Repeat the entire listing exactly as written.

(Stored data):
= = = = = = =

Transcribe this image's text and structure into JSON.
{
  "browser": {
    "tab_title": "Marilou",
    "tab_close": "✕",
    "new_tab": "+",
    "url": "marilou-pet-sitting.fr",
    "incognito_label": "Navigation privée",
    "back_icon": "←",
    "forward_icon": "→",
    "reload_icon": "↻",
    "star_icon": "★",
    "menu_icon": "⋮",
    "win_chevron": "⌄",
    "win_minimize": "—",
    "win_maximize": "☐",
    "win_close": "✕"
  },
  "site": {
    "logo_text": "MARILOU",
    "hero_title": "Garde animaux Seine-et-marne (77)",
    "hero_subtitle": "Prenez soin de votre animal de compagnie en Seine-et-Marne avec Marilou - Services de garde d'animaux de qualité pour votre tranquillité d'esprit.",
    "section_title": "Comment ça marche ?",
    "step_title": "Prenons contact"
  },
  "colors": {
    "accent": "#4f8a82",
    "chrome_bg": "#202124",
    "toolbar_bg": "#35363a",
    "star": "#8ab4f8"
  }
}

= = = = = = =

(Expected answer):
Transcribe this image's text and structure into JSON.
{
  "browser": {
    "tab_title": "Marilou",
    "tab_close": "✕",
    "new_tab": "+",
    "url": "marilou-pet-sitting.fr",
    "incognito_label": "Navigation privée",
    "back_icon": "←",
    "forward_icon": "→",
    "reload_icon": "↻",
    "star_icon": "★",
    "menu_icon": "⋮",
    "win_chevron": "⌄",
    "win_minimize": "—",
    "win_maximize": "☐",
    "win_close": "✕"
  },
  "site": {
    "logo_text": "MARILOU",
    "hero_title": "Garde animaux Seine-et-marne (77)",
    "hero_subtitle": "Prenez soin de votre animal de compagnie en Seine-et-Marne avec Marilou - Services de garde d'animaux de qualité pour votre tranquillité d'esprit.",
    "section_title": "Comment ça marche ?",
    "step_title": "Prenons contact"
  },
  "colors": {
    "accent": "#4f8a82",
    "chrome_bg": "#202124",
    "toolbar_bg": "#35363a",
    "star": "#8ab4f8"
  }
}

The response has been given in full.